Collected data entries
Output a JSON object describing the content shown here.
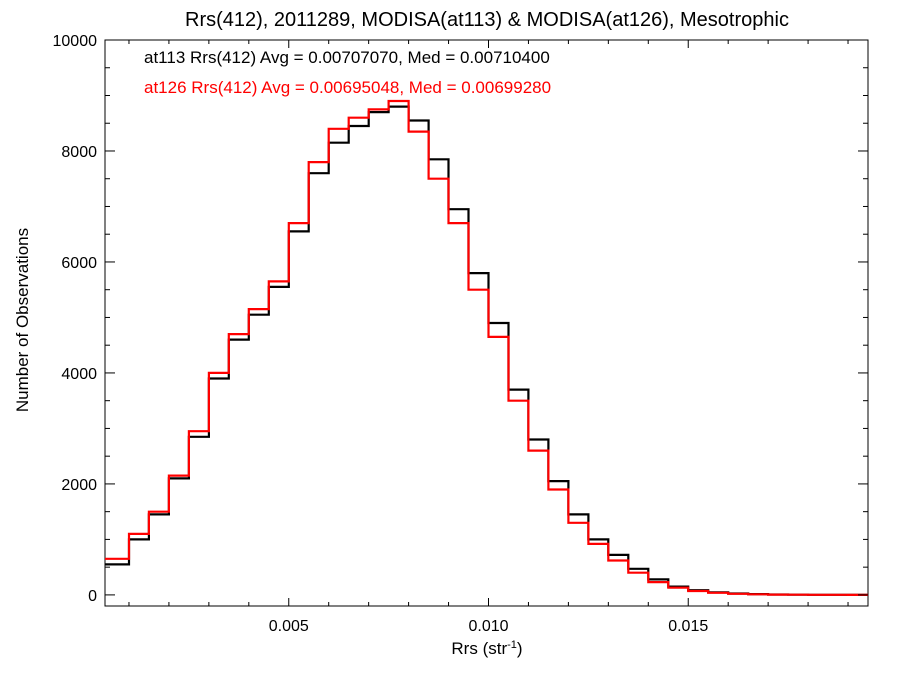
{
  "chart_data": {
    "type": "line",
    "step": true,
    "title": "Rrs(412), 2011289, MODISA(at113) & MODISA(at126), Mesotrophic",
    "xlabel": "Rrs (str",
    "xlabel_sup": "-1",
    "xlabel_end": ")",
    "ylabel": "Number of Observations",
    "xlim": [
      0.0004,
      0.0195
    ],
    "ylim": [
      -200,
      10000
    ],
    "x_ticks": [
      0.005,
      0.01,
      0.015
    ],
    "x_tick_labels": [
      "0.005",
      "0.010",
      "0.015"
    ],
    "y_ticks": [
      0,
      2000,
      4000,
      6000,
      8000,
      10000
    ],
    "y_tick_labels": [
      "0",
      "2000",
      "4000",
      "6000",
      "8000",
      "10000"
    ],
    "grid": false,
    "legend_placement": "top-left",
    "annotations": [
      {
        "text": "at113 Rrs(412) Avg = 0.00707070, Med = 0.00710400",
        "color": "#000000"
      },
      {
        "text": "at126 Rrs(412) Avg = 0.00695048, Med = 0.00699280",
        "color": "#ff0000"
      }
    ],
    "series": [
      {
        "color": "#000000",
        "x": [
          0.0004,
          0.001,
          0.0015,
          0.002,
          0.0025,
          0.003,
          0.0035,
          0.004,
          0.0045,
          0.005,
          0.0055,
          0.006,
          0.0065,
          0.007,
          0.0075,
          0.008,
          0.0085,
          0.009,
          0.0095,
          0.01,
          0.0105,
          0.011,
          0.0115,
          0.012,
          0.0125,
          0.013,
          0.0135,
          0.014,
          0.0145,
          0.015,
          0.0155,
          0.016,
          0.0165,
          0.017,
          0.0175,
          0.018,
          0.0185,
          0.019,
          0.0195
        ],
        "y": [
          550,
          1000,
          1450,
          2100,
          2850,
          3900,
          4600,
          5050,
          5550,
          6550,
          7600,
          8150,
          8450,
          8700,
          8800,
          8550,
          7850,
          6950,
          5800,
          4900,
          3700,
          2800,
          2050,
          1450,
          1000,
          720,
          470,
          280,
          150,
          85,
          45,
          25,
          14,
          7,
          4,
          2,
          1,
          0,
          0
        ]
      },
      {
        "color": "#ff0000",
        "x": [
          0.0004,
          0.001,
          0.0015,
          0.002,
          0.0025,
          0.003,
          0.0035,
          0.004,
          0.0045,
          0.005,
          0.0055,
          0.006,
          0.0065,
          0.007,
          0.0075,
          0.008,
          0.0085,
          0.009,
          0.0095,
          0.01,
          0.0105,
          0.011,
          0.0115,
          0.012,
          0.0125,
          0.013,
          0.0135,
          0.014,
          0.0145,
          0.015,
          0.0155,
          0.016,
          0.0165,
          0.017,
          0.0175,
          0.018,
          0.0185,
          0.019,
          0.0195
        ],
        "y": [
          650,
          1100,
          1500,
          2150,
          2950,
          4000,
          4700,
          5150,
          5650,
          6700,
          7800,
          8400,
          8600,
          8750,
          8900,
          8350,
          7500,
          6700,
          5500,
          4650,
          3500,
          2600,
          1900,
          1300,
          920,
          620,
          400,
          230,
          130,
          70,
          38,
          20,
          11,
          6,
          3,
          2,
          1,
          0,
          0
        ]
      }
    ]
  }
}
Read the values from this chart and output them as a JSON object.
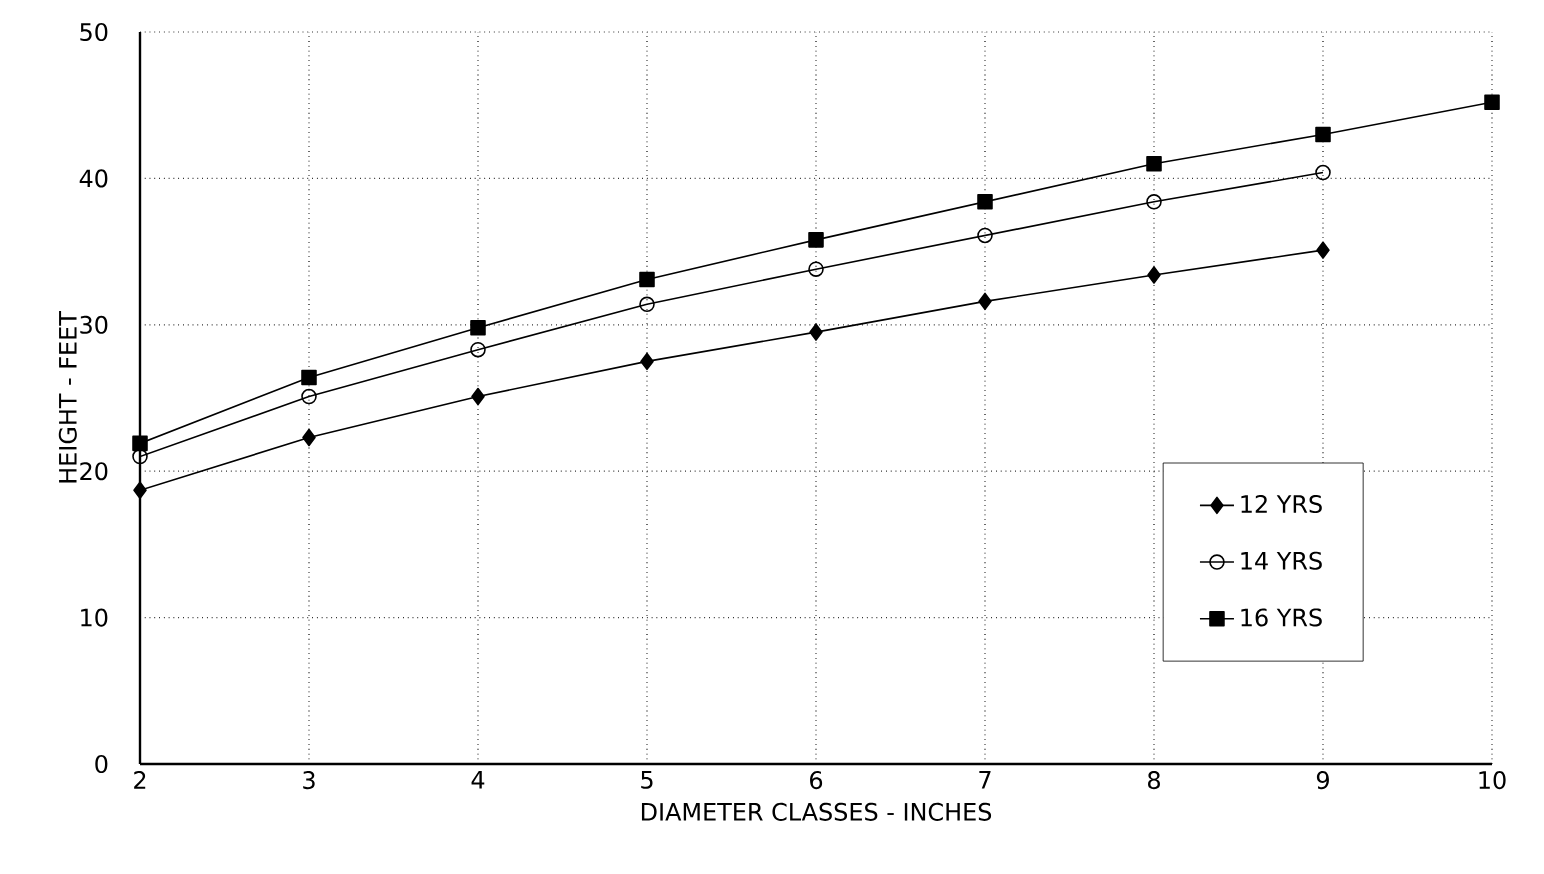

## SHORT EXERCISE
Look through the listing above and count the lines where the string "text" appears. Report the number only.

## EXPECTED ANSWER
2